++++ EXTRACT TO READ ++++

TrimBot2020: A gardening robot for rose, hedge and topiary trimming
The School of Informatics at the University of Edinburgh (Robotarium East) has been successful with a Horizon 2020 research proposal, called TrimBot2020. The project will research the underlying robotics and vision technologies and prototype the first outdoor garden trimming robot. The robot will navigate over varying terrain, approach rose bushes, hedges and boxwood topiary, to trim them to an ideal shape. The robot will be based on a modified commercial robot lawn mower, which will navigate using a user-defined garden map and 3D scene analysis, and then visually servo a novel electric plant cutter.
Achieving this will require a combination of robotics and 3D computer vision research and innovation activities. Original developments will be required for 3D sensing of semi-regular surfaces with physical texture (overgrown plant surfaces), coping with outdoor lighting variations, self-localising and navigating over real terrain and around obstacles, visual servoing to align the vehicle with potentially moving target plants, visual servoing to align leaf and branch cutters to a compliant surface, and innovative engineering to deliver all this on a small battery-powered consumer-grade vehicle. Edinburgh will lead the consortium (under the direction of Prof. Robert Fisher), with research partners Albert-Ludwigs-University Freiburg (DE), Eidgenoessische Technische Hochschule Zuerich (CH), Rijksuniversiteit Groningen (NL), Robert Bosch GMBH (DE), Stichting Dienst Landbouwkundig Onderzoek (NL), Universiteit van Amsterdam (NL), and Wageningen University (NL).

++++ DATA EXTRACTS ++++

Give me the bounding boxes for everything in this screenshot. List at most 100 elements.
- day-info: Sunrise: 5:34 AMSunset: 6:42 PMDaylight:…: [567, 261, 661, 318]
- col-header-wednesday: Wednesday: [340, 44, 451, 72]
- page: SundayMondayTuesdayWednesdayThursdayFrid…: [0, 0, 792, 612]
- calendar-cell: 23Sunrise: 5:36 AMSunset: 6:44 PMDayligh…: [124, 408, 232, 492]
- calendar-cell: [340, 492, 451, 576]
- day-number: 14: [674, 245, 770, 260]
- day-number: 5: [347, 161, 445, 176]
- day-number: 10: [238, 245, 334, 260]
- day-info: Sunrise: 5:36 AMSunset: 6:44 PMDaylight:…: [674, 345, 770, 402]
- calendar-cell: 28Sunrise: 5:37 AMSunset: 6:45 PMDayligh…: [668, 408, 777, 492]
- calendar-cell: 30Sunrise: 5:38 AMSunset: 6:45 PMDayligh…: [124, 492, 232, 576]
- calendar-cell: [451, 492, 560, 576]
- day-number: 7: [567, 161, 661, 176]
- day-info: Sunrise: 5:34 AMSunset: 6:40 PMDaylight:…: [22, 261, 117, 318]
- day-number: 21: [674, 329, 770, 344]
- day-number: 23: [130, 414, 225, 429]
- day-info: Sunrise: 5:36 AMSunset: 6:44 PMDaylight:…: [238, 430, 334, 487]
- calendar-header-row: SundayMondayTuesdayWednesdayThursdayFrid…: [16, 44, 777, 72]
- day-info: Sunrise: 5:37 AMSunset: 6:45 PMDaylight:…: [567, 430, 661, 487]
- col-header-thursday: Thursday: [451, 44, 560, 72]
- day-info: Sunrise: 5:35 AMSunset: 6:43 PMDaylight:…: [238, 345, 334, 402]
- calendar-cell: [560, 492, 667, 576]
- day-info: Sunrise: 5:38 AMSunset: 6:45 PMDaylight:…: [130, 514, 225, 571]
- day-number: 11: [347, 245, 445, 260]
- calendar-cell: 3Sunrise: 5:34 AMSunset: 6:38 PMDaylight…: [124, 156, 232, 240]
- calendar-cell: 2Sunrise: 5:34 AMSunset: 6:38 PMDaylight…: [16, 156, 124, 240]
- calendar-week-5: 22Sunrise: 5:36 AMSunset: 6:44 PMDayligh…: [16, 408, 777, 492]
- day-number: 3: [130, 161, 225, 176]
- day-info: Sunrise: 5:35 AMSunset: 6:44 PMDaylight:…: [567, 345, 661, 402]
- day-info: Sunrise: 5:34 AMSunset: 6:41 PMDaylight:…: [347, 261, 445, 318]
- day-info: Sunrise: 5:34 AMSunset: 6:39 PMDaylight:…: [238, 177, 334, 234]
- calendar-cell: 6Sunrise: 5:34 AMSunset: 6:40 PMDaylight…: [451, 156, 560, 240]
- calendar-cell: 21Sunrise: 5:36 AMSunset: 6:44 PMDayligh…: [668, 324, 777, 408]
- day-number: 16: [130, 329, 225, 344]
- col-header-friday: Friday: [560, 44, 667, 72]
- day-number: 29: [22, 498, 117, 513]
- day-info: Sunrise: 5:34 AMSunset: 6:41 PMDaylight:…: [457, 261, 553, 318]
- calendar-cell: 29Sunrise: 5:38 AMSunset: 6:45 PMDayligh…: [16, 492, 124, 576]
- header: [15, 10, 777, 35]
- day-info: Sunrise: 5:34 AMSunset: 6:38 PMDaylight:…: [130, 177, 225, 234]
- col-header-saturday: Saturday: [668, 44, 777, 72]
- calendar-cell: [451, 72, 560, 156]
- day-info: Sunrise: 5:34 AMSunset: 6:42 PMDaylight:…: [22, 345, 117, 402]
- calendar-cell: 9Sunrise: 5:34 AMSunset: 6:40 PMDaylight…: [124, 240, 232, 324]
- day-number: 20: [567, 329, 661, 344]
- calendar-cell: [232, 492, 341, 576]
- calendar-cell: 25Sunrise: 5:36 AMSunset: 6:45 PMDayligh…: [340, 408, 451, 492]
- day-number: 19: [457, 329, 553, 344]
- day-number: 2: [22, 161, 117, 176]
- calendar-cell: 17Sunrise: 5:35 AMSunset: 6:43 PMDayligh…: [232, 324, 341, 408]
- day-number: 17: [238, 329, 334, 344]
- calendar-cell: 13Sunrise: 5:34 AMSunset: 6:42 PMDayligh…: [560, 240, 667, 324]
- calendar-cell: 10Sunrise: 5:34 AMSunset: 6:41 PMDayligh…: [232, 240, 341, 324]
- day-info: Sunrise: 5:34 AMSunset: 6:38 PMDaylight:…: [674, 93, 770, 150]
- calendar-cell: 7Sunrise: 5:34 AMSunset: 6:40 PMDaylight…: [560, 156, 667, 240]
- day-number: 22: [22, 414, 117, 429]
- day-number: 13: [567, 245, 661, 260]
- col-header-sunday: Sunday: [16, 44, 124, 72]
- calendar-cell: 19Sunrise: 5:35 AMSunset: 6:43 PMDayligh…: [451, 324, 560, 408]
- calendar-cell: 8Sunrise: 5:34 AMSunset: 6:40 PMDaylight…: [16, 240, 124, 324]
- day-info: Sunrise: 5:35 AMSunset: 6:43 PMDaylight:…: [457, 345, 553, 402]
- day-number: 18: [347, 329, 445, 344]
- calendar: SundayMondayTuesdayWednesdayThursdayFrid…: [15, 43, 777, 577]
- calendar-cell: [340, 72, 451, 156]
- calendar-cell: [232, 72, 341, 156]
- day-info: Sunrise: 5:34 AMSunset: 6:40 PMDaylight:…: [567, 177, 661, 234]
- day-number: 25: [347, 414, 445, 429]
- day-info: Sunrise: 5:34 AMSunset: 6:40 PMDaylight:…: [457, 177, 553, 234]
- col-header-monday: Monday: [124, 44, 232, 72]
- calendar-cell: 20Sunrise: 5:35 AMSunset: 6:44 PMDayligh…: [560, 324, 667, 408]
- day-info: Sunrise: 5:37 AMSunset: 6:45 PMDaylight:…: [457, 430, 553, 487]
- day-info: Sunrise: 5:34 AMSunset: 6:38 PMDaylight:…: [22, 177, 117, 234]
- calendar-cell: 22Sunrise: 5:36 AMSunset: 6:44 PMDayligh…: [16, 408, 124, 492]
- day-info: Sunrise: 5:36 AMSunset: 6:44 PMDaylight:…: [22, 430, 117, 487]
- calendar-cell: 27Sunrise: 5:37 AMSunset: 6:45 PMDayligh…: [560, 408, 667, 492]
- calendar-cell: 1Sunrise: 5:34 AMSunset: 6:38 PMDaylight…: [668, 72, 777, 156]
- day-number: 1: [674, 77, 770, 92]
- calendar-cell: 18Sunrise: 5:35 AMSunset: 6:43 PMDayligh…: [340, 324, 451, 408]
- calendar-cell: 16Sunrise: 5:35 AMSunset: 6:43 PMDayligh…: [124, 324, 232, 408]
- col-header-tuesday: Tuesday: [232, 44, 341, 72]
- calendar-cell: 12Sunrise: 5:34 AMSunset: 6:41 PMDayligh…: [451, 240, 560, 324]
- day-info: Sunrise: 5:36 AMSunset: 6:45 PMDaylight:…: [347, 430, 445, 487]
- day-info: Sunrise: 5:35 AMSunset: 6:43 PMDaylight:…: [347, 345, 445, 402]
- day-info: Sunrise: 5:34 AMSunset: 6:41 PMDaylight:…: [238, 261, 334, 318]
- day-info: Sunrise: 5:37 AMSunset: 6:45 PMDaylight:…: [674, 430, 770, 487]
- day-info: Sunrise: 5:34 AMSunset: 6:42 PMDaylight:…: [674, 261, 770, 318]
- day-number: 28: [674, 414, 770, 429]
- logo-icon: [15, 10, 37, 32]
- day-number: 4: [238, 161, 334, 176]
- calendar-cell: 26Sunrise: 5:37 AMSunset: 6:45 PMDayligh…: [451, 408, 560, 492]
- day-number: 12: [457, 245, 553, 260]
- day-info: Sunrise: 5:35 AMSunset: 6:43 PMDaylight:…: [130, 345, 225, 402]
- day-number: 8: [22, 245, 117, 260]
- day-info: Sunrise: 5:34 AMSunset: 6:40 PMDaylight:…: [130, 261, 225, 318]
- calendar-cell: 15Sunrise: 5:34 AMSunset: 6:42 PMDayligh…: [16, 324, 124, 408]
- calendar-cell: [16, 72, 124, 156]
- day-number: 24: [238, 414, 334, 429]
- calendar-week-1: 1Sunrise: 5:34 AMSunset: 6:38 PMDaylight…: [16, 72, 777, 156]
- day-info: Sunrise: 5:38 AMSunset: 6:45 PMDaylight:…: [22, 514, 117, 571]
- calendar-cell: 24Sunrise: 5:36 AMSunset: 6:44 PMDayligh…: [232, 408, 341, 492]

++++

TASK: Write out the TrimBot2020 text from "TrimBot2020: A gardening" to "electric plant cutter.", swapping "lawn mower" for "garden tractor". The data has no connection to the TrimBot2020 text.

ANSWER FOR THE TASK:
TrimBot2020: A gardening robot for rose, hedge and topiary trimming
The School of Informatics at the University of Edinburgh (Robotarium East) has been successful with a Horizon 2020 research proposal, called TrimBot2020. The project will research the underlying robotics and vision technologies and prototype the first outdoor garden trimming robot. The robot will navigate over varying terrain, approach rose bushes, hedges and boxwood topiary, to trim them to an ideal shape. The robot will be based on a modified commercial robot garden tractor, which will navigate using a user-defined garden map and 3D scene analysis, and then visually servo a novel electric plant cutter.